▸ Exercise
Within the records below, find each line that holds the string "from", then copy it.

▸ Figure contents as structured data

────────────────────────────────────────

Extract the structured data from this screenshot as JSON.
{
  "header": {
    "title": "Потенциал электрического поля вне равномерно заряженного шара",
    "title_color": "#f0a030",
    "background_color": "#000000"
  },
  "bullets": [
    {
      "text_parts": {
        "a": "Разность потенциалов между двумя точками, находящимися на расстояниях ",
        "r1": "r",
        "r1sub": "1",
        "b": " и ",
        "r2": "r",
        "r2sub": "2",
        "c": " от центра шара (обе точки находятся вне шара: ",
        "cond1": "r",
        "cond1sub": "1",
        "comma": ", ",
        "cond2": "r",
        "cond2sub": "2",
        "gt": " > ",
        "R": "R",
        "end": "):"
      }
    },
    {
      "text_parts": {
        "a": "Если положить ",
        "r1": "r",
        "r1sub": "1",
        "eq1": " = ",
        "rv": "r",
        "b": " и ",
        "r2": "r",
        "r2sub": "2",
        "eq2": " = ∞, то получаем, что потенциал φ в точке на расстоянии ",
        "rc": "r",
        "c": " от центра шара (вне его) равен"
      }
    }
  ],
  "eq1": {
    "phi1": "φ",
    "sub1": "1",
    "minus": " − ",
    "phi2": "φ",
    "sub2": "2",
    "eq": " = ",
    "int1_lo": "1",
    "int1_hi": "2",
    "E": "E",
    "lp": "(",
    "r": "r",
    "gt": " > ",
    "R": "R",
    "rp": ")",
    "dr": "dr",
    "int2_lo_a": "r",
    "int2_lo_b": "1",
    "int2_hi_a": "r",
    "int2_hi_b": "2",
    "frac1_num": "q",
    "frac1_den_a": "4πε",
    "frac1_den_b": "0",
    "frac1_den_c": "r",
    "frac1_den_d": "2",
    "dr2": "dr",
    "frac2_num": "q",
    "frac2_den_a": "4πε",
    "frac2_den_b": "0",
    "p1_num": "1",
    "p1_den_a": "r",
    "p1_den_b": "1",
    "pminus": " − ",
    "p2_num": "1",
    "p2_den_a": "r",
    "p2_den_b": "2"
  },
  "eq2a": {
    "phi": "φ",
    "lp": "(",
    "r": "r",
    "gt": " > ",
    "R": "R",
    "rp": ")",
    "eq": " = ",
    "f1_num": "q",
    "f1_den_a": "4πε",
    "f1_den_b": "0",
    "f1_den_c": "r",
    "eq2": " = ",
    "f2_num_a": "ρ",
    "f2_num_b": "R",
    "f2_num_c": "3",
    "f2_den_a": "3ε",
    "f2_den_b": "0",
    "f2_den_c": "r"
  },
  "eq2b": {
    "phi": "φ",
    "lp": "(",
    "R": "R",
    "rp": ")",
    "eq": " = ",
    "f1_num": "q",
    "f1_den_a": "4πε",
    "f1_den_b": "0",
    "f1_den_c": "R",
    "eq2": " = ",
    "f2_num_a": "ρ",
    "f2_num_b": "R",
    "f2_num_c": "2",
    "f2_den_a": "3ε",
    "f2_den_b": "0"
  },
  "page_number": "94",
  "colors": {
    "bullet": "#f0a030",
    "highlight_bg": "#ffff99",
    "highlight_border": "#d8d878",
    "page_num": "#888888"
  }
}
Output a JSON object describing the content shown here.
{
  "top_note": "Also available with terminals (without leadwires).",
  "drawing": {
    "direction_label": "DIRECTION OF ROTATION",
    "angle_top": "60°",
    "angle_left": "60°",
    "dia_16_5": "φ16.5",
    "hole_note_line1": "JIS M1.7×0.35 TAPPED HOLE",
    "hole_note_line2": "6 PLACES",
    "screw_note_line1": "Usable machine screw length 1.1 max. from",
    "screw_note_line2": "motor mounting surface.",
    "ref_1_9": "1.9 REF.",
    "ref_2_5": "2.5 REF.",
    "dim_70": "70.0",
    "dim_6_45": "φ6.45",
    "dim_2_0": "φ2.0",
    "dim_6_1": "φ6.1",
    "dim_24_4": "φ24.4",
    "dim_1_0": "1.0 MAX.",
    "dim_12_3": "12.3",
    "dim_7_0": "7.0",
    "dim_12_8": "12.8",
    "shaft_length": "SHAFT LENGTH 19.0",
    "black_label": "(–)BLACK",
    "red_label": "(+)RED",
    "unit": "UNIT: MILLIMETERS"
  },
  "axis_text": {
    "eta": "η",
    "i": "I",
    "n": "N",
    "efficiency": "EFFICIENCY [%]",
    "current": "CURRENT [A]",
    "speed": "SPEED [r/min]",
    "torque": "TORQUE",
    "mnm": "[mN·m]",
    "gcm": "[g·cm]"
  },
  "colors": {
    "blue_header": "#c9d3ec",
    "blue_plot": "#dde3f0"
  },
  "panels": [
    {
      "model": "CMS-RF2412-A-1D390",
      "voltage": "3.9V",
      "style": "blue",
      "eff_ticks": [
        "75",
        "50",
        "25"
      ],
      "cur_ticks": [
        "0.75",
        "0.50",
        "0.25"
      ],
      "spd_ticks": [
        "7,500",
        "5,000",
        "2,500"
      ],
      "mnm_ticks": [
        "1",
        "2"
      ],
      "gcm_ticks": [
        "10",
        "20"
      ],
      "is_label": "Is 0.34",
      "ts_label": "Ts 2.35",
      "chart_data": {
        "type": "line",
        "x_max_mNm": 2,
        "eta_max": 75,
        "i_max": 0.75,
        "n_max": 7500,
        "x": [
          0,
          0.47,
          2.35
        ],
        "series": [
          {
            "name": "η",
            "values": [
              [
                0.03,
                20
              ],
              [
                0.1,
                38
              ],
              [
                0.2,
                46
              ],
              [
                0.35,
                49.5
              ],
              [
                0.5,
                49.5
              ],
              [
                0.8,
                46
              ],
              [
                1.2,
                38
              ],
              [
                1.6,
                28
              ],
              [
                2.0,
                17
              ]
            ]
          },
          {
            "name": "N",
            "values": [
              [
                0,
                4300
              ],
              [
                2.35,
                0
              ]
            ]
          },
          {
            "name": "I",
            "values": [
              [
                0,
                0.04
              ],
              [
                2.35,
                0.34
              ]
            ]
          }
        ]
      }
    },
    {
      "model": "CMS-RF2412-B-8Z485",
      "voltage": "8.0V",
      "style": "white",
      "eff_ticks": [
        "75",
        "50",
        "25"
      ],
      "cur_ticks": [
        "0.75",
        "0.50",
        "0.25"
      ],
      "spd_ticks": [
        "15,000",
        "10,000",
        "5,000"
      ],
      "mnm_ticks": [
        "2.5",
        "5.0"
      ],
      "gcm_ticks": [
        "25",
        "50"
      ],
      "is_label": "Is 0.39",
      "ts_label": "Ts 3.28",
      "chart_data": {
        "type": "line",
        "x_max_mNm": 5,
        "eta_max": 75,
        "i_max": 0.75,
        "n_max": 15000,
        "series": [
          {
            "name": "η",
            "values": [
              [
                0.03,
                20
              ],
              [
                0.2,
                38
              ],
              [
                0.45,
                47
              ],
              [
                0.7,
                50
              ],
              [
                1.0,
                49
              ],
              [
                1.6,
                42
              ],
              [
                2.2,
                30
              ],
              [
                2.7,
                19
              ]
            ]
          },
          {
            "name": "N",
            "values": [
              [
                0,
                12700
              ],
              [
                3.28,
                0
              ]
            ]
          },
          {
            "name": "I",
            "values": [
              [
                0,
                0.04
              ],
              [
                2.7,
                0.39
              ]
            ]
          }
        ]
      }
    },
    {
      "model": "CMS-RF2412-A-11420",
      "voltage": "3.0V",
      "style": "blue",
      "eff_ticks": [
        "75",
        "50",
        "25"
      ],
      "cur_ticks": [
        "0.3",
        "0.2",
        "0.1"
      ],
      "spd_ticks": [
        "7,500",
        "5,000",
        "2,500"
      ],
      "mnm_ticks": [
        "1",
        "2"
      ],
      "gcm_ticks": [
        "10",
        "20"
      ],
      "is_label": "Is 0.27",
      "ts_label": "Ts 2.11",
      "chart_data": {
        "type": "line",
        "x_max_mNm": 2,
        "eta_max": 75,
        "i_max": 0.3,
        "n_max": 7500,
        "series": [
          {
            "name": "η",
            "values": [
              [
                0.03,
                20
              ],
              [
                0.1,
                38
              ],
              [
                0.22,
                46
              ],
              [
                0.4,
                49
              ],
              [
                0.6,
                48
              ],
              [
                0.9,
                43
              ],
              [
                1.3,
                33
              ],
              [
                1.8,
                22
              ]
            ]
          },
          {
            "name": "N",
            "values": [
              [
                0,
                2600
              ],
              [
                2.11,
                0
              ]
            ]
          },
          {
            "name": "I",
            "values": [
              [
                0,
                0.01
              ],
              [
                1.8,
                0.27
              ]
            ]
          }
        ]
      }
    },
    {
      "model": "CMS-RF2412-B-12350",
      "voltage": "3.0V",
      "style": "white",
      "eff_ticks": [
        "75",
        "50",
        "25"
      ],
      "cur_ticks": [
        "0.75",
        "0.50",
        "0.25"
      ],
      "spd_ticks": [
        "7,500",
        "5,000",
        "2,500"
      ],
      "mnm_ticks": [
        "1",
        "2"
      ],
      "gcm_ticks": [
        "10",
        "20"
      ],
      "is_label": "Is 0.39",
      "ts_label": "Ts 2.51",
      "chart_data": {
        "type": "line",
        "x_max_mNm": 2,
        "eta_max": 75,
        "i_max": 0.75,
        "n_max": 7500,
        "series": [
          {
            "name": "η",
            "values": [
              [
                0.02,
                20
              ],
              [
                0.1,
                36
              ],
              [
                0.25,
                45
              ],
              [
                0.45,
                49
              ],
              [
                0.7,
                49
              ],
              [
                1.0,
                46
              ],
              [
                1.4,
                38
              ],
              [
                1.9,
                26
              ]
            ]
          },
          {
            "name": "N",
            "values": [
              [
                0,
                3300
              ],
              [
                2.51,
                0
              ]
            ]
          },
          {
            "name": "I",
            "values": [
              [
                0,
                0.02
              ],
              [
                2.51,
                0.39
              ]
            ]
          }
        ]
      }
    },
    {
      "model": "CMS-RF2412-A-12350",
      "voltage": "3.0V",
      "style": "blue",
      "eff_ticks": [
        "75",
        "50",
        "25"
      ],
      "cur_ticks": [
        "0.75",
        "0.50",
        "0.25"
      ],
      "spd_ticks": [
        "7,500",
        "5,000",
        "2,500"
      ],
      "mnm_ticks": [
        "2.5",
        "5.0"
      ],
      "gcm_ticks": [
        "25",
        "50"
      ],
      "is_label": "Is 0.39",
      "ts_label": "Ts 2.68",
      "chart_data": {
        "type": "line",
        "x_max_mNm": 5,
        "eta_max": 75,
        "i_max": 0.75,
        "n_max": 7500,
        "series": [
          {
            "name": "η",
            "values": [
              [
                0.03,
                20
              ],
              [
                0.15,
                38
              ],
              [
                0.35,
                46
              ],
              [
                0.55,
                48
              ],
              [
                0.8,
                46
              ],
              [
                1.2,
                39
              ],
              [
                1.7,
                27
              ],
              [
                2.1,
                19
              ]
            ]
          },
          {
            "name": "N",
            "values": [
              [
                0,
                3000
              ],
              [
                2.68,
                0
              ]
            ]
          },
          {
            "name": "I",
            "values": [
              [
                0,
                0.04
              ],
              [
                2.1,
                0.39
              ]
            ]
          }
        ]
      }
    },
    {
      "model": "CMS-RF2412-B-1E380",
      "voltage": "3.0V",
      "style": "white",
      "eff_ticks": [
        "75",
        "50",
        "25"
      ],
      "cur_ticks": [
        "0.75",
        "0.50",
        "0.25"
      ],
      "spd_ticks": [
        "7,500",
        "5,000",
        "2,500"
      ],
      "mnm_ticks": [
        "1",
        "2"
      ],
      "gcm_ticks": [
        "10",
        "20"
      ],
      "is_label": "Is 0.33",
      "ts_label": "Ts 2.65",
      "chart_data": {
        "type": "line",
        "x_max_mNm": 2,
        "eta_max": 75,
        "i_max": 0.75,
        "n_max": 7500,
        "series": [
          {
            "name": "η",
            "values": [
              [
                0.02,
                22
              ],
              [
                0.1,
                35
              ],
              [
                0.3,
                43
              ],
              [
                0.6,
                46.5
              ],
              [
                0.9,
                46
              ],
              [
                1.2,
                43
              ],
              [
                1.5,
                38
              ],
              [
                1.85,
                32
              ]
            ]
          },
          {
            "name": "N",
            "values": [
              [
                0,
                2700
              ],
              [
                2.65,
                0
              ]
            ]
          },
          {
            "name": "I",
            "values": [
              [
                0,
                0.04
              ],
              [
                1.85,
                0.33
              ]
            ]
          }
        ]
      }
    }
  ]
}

────────────────────────────────────────

▸ Correct result
Extract the structured data from this screenshot as JSON.
    "screw_note_line1": "Usable machine screw length 1.1 max. from",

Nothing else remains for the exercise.